▸ **Short exercise**:
Lines containing the string "color" are to be counted. Write only how many there are.
--------------------
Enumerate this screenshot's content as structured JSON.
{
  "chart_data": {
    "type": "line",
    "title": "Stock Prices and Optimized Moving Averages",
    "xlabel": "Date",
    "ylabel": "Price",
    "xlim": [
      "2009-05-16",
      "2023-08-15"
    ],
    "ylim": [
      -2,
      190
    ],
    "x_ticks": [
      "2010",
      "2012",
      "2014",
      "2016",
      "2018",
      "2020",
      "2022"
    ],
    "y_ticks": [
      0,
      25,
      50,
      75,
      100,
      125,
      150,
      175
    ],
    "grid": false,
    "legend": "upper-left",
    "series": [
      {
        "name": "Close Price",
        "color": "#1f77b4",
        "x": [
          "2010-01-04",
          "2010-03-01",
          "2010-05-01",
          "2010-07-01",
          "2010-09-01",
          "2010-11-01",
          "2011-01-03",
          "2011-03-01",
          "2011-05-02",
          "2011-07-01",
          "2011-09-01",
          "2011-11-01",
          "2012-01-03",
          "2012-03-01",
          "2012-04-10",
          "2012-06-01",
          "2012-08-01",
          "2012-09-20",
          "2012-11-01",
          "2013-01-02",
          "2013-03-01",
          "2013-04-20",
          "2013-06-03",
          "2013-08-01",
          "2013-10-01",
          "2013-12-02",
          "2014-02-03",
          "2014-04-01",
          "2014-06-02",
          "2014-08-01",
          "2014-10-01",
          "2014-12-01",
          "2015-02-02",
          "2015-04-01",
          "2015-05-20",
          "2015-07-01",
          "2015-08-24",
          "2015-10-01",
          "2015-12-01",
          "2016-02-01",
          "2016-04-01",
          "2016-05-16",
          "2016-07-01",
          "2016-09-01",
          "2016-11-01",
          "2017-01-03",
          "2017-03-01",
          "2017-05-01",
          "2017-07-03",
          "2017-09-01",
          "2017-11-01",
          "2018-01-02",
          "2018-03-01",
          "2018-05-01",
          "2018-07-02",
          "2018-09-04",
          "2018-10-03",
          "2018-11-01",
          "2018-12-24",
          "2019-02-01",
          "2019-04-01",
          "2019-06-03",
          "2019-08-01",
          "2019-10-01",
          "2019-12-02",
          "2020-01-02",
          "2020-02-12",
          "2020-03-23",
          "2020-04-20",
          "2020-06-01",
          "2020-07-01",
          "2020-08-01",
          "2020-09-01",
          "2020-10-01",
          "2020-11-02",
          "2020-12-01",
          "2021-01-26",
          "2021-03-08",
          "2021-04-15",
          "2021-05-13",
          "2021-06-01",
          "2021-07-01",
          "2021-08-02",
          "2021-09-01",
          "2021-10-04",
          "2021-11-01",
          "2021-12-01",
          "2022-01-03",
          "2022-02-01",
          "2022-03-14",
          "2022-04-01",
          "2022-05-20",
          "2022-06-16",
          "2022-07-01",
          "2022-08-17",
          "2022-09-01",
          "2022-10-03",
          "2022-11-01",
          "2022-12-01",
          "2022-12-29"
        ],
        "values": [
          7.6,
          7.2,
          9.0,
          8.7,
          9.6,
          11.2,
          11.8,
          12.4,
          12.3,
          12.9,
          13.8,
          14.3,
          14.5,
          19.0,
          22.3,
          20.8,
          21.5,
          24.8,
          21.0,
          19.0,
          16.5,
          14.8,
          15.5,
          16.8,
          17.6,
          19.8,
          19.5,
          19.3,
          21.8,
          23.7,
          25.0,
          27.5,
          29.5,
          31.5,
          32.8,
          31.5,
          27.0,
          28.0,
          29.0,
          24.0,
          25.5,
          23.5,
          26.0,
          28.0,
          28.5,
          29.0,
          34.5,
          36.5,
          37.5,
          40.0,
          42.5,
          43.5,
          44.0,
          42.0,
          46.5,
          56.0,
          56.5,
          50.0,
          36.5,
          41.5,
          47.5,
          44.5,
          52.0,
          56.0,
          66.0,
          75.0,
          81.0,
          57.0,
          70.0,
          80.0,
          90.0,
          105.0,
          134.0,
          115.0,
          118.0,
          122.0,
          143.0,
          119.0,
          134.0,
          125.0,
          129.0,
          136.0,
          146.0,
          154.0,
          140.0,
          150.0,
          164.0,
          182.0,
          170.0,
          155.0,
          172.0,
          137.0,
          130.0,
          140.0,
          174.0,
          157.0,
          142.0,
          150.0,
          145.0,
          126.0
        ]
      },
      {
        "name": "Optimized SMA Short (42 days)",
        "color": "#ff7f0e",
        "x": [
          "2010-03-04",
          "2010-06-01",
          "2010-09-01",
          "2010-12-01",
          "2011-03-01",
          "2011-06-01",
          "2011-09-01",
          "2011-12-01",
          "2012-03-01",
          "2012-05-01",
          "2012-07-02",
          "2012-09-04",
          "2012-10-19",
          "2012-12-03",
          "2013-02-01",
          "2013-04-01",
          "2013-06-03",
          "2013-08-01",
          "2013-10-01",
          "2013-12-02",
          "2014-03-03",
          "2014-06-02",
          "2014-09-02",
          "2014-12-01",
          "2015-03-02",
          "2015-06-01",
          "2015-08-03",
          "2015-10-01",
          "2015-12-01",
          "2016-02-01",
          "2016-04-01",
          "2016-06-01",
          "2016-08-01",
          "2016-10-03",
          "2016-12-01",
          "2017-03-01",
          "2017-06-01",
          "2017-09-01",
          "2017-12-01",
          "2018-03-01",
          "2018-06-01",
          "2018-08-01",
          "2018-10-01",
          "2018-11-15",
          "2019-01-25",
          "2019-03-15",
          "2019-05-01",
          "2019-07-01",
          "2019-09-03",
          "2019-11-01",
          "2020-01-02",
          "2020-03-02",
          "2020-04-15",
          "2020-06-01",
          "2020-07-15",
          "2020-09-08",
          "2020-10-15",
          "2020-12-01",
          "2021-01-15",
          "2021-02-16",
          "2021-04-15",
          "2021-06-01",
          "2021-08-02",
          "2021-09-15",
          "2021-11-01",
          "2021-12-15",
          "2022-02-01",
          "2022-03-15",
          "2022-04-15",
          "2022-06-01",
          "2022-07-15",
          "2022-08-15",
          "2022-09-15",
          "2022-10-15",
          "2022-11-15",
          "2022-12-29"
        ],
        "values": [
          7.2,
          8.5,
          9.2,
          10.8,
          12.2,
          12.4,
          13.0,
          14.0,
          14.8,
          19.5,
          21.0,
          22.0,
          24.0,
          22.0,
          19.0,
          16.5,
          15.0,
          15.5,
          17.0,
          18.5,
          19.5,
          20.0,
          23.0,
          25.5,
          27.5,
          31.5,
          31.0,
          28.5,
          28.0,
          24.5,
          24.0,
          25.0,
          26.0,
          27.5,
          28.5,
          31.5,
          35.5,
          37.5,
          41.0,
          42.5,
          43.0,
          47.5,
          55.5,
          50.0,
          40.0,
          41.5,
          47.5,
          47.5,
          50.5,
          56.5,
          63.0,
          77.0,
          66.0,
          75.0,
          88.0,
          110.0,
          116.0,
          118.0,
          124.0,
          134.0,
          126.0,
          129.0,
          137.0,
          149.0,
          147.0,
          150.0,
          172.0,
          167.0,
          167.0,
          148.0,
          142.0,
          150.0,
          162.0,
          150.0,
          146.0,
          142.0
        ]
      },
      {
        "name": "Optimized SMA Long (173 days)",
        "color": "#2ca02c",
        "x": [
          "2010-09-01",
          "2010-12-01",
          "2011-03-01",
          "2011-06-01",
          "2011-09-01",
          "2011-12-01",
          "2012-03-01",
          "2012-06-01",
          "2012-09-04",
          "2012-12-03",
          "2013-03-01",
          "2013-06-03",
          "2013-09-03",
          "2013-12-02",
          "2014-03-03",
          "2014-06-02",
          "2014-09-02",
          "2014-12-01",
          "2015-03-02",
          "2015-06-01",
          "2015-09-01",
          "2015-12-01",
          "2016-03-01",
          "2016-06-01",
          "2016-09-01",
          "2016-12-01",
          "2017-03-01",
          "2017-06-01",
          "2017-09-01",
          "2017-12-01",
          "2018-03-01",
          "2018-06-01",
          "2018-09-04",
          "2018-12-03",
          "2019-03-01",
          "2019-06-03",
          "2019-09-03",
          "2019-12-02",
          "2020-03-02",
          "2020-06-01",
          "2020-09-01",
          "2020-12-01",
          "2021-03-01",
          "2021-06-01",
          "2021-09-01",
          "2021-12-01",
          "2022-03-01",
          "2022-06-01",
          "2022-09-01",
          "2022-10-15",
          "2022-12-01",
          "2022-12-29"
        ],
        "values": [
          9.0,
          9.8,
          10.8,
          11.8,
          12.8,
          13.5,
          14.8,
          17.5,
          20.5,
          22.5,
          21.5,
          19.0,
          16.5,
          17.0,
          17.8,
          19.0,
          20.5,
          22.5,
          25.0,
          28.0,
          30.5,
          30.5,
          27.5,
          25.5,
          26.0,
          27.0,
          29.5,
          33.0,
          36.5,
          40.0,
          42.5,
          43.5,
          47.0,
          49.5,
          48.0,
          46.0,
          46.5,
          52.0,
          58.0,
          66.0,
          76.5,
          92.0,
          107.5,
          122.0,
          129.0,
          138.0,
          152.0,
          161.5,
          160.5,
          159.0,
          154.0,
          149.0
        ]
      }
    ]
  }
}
--------------------
▸ **Response to the exercise**:
3